**EXERCISE DIRECTIONS**
Pull every line containing the word "العادل" from the records.

**RAW RECORDS**
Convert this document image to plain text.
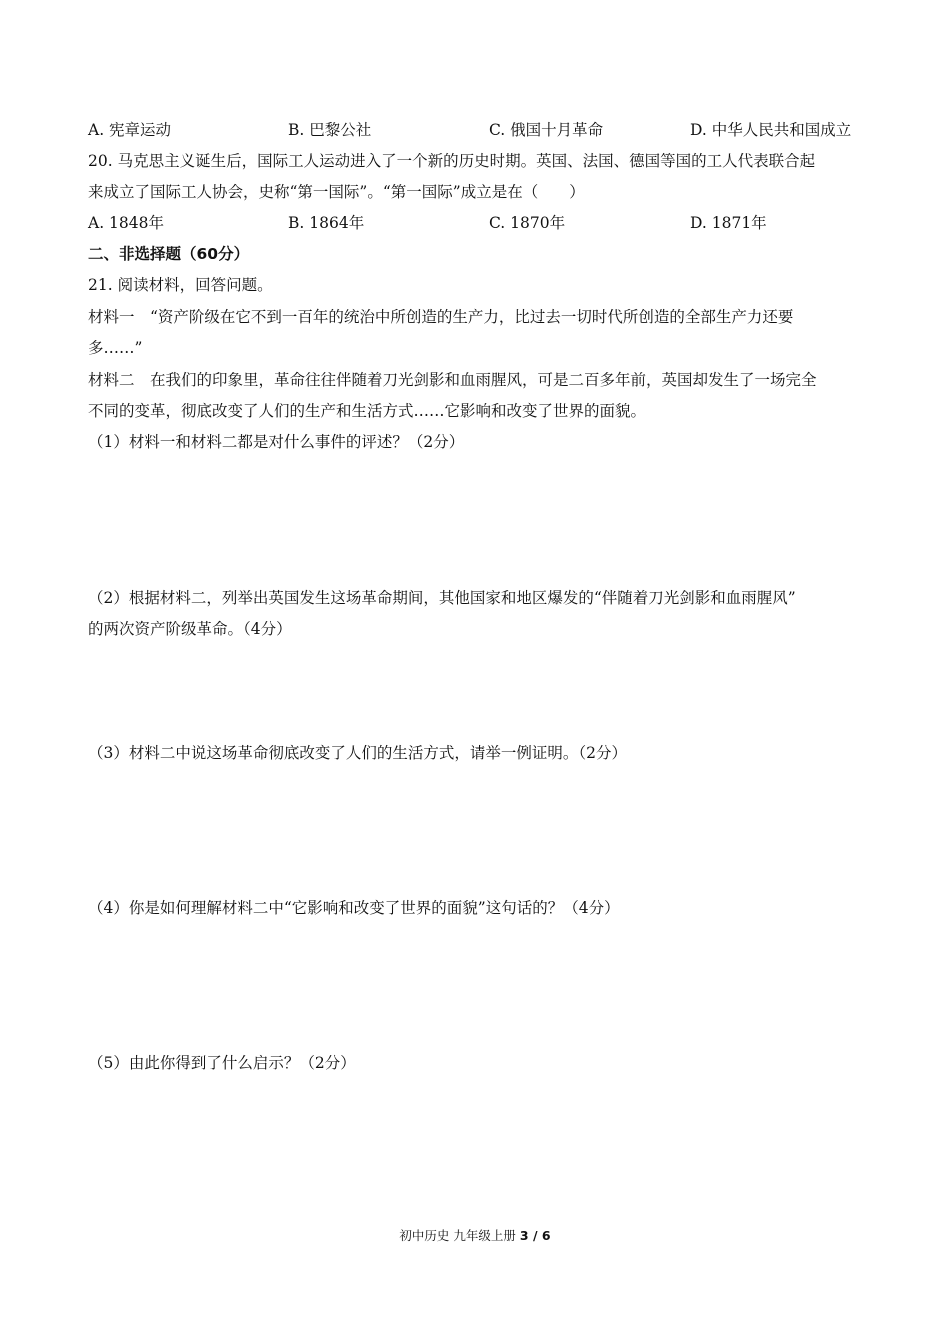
A. 宪章运动	B. 巴黎公社	C. 俄国十月革命	D. 中华人民共和国成立
20. 马克思主义诞生后，国际工人运动进入了一个新的历史时期。英国、法国、德国等国的工人代表联合起
来成立了国际工人协会，史称“第一国际”。“第一国际”成立是在（　　）
A. 1848年	B. 1864年	C. 1870年	D. 1871年
二、非选择题（60分）
21. 阅读材料，回答问题。
材料一　“资产阶级在它不到一百年的统治中所创造的生产力，比过去一切时代所创造的全部生产力还要
多……”
材料二　在我们的印象里，革命往往伴随着刀光剑影和血雨腥风，可是二百多年前，英国却发生了一场完全
不同的变革，彻底改变了人们的生产和生活方式……它影响和改变了世界的面貌。
（1）材料一和材料二都是对什么事件的评述？（2分）
（2）根据材料二，列举出英国发生这场革命期间，其他国家和地区爆发的“伴随着刀光剑影和血雨腥风”
的两次资产阶级革命。（4分）
（3）材料二中说这场革命彻底改变了人们的生活方式，请举一例证明。（2分）
（4）你是如何理解材料二中“它影响和改变了世界的面貌”这句话的？（4分）
（5）由此你得到了什么启示？（2分）
初中历史 九年级上册 3 / 6
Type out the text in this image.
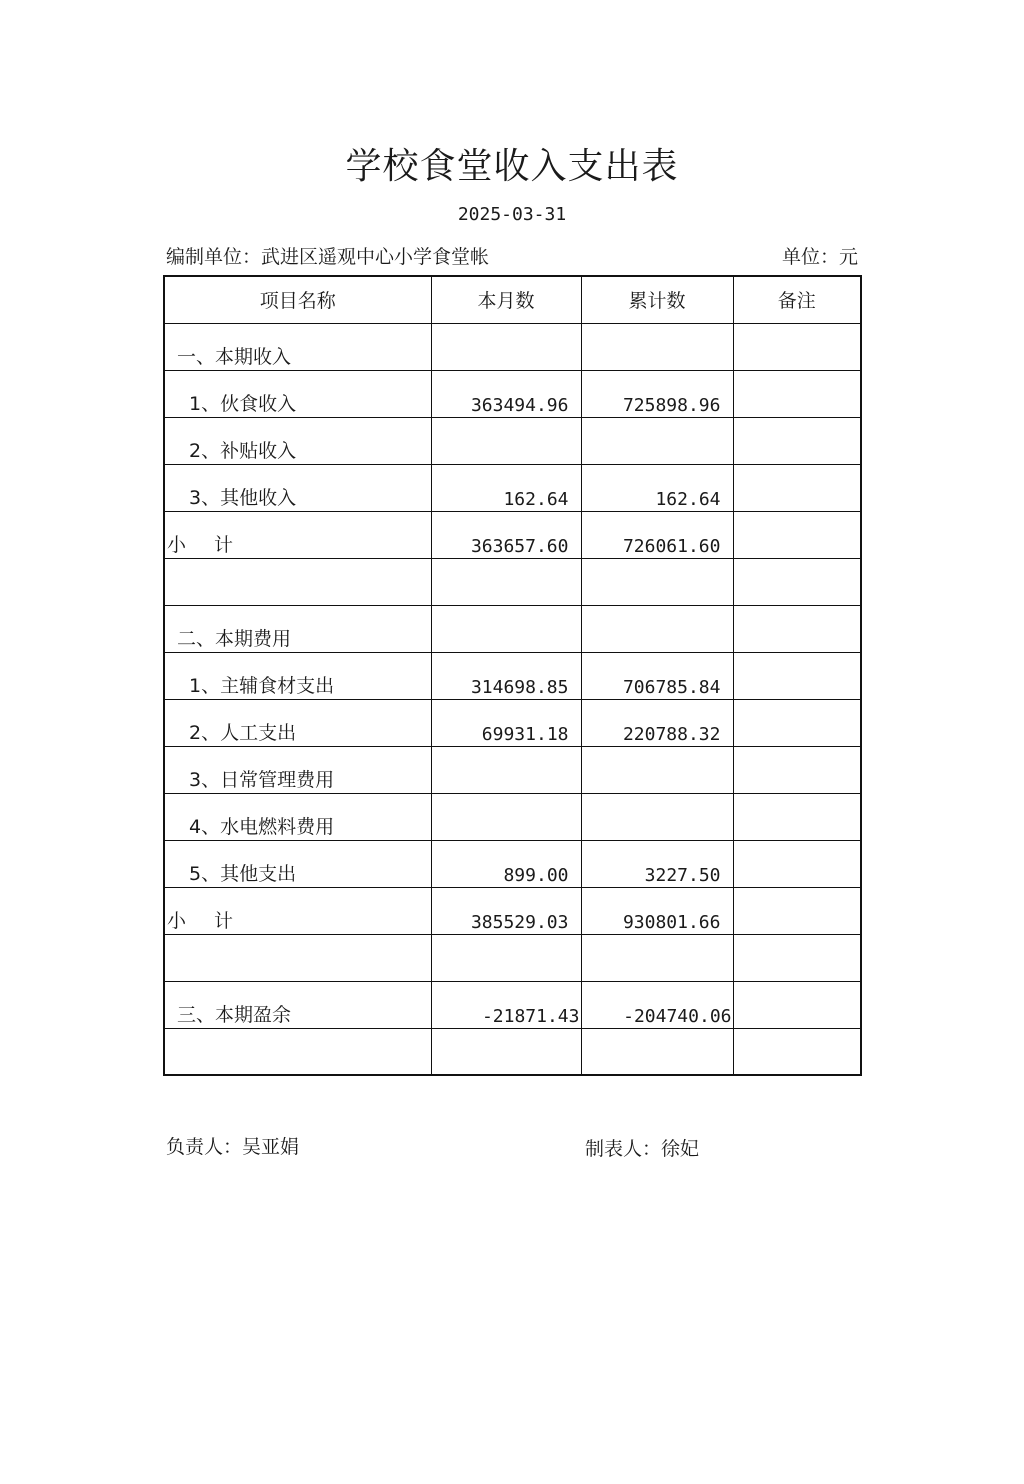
学校食堂收入支出表
2025-03-31
编制单位：武进区遥观中心小学食堂帐	单位：元
项目名称	本月数	累计数	备注
一、本期收入			
1、伙食收入	363494.96	725898.96	
2、补贴收入			
3、其他收入	162.64	162.64	
小 计	363657.60	726061.60	

二、本期费用			
1、主辅食材支出	314698.85	706785.84	
2、人工支出	69931.18	220788.32	
3、日常管理费用			
4、水电燃料费用			
5、其他支出	899.00	3227.50	
小 计	385529.03	930801.66	

三、本期盈余	-21871.43	-204740.06	

负责人：吴亚娟	制表人：徐妃
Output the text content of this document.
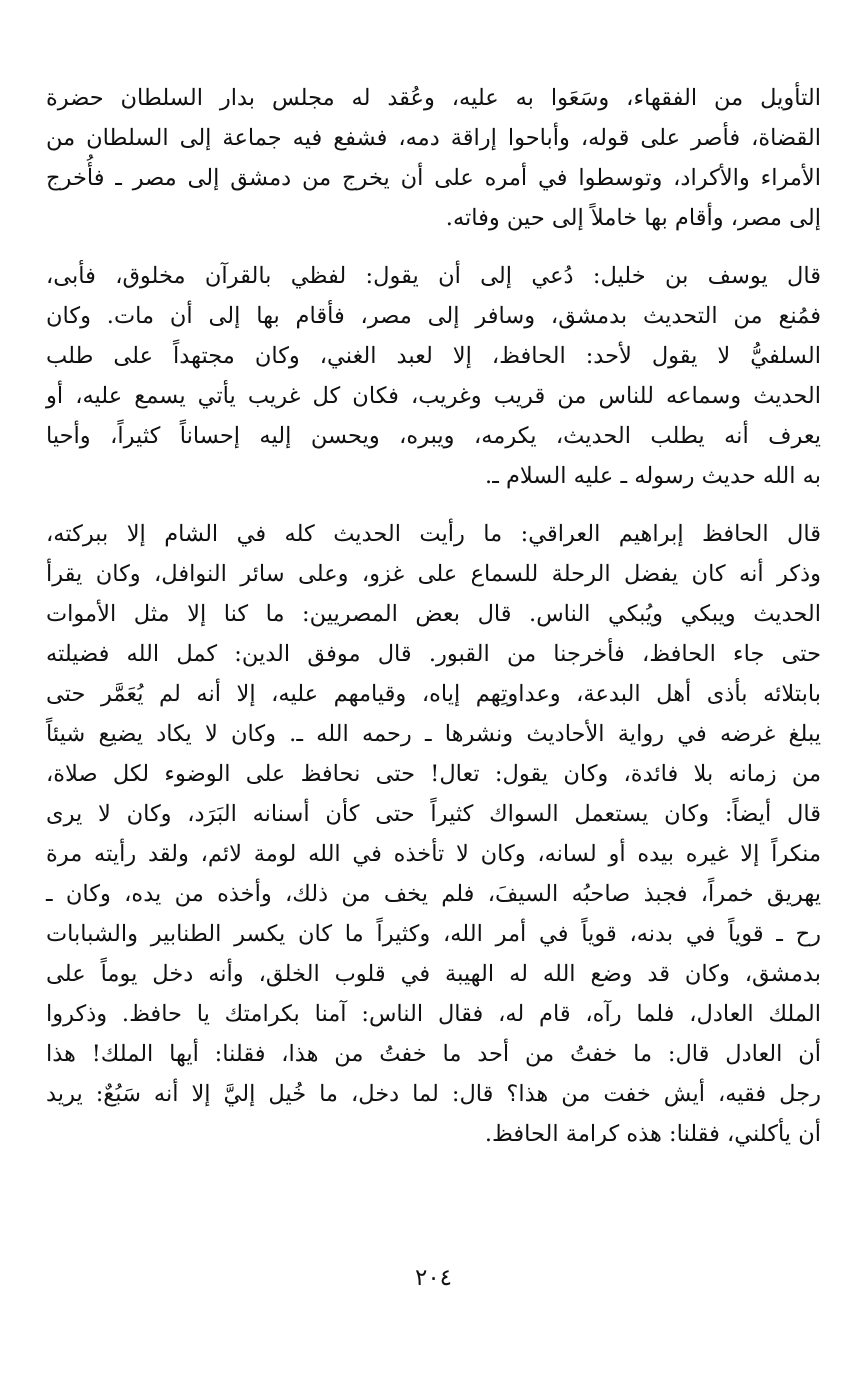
التأويل من الفقهاء، وسَعَوا به عليه، وعُقد له مجلس بدار السلطان حضرة
القضاة، فأصر على قوله، وأباحوا إراقة دمه، فشفع فيه جماعة إلى السلطان من
الأمراء والأكراد، وتوسطوا في أمره على أن يخرج من دمشق إلى مصر ـ فأُخرج
إلى مصر، وأقام بها خاملاً إلى حين وفاته.
قال يوسف بن خليل: دُعي إلى أن يقول: لفظي بالقرآن مخلوق، فأبى،
فمُنع من التحديث بدمشق، وسافر إلى مصر، فأقام بها إلى أن مات. وكان
السلفيُّ لا يقول لأحد: الحافظ، إلا لعبد الغني، وكان مجتهداً على طلب
الحديث وسماعه للناس من قريب وغريب، فكان كل غريب يأتي يسمع عليه، أو
يعرف أنه يطلب الحديث، يكرمه، ويبره، ويحسن إليه إحساناً كثيراً، وأحيا
به الله حديث رسوله ـ عليه السلام ـ.
قال الحافظ إبراهيم العراقي: ما رأيت الحديث كله في الشام إلا ببركته،
وذكر أنه كان يفضل الرحلة للسماع على غزو، وعلى سائر النوافل، وكان يقرأ
الحديث ويبكي ويُبكي الناس. قال بعض المصريين: ما كنا إلا مثل الأموات
حتى جاء الحافظ، فأخرجنا من القبور. قال موفق الدين: كمل الله فضيلته
بابتلائه بأذى أهل البدعة، وعداوتِهم إياه، وقيامهم عليه، إلا أنه لم يُعَمَّر حتى
يبلغ غرضه في رواية الأحاديث ونشرها ـ رحمه الله ـ. وكان لا يكاد يضيع شيئاً
من زمانه بلا فائدة، وكان يقول: تعال! حتى نحافظ على الوضوء لكل صلاة،
قال أيضاً: وكان يستعمل السواك كثيراً حتى كأن أسنانه البَرَد، وكان لا يرى
منكراً إلا غيره بيده أو لسانه، وكان لا تأخذه في الله لومة لائم، ولقد رأيته مرة
يهريق خمراً، فجبذ صاحبُه السيفَ، فلم يخف من ذلك، وأخذه من يده، وكان ـ
رح ـ قوياً في بدنه، قوياً في أمر الله، وكثيراً ما كان يكسر الطنابير والشبابات
بدمشق، وكان قد وضع الله له الهيبة في قلوب الخلق، وأنه دخل يوماً على
الملك العادل، فلما رآه، قام له، فقال الناس: آمنا بكرامتك يا حافظ. وذكروا
أن العادل قال: ما خفتُ من أحد ما خفتُ من هذا، فقلنا: أيها الملك! هذا
رجل فقيه، أيش خفت من هذا؟ قال: لما دخل، ما خُيل إليَّ إلا أنه سَبُعٌ: يريد
أن يأكلني، فقلنا: هذه كرامة الحافظ.
٢٠٤
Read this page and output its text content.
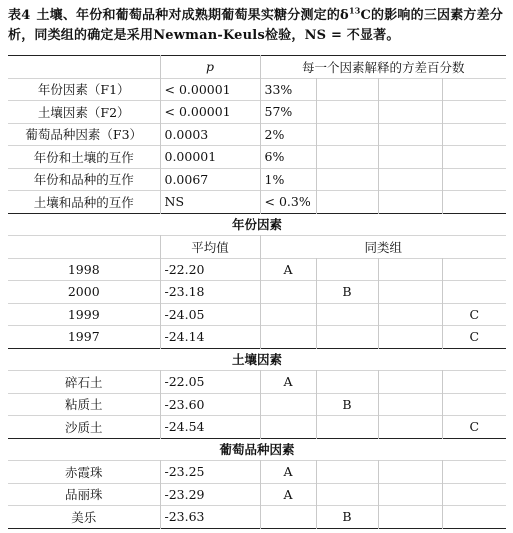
表4 土壤、年份和葡萄品种对成熟期葡萄果实糖分测定的$\delta^{13}C$的影响的三因素方差分析，同类组的确定是采用Newman-Keuls检验，NS = 不显著。
	p	每一个因素解释的方差百分数			
年份因素（F1）	< 0.00001	33%			
土壤因素（F2）	< 0.00001	57%			
葡萄品种因素（F3）	0.0003	2%			
年份和土壤的互作	0.00001	6%			
年份和品种的互作	0.0067	1%			
土壤和品种的互作	NS	< 0.3%			
年份因素					
	平均值	同类组			
1998	-22.20	A			
2000	-23.18		B		
1999	-24.05				C
1997	-24.14				C
土壤因素					
碎石土	-22.05	A			
粘质土	-23.60		B		
沙质土	-24.54				C
葡萄品种因素					
赤霞珠	-23.25	A			
品丽珠	-23.29	A			
美乐	-23.63		B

**RIGHT ANSWER**
الملك العادل، فلما رآه، قام له، فقال الناس: آمنا بكرامتك يا حافظ. وذكروا
أن العادل قال: ما خفتُ من أحد ما خفتُ من هذا، فقلنا: أيها الملك! هذا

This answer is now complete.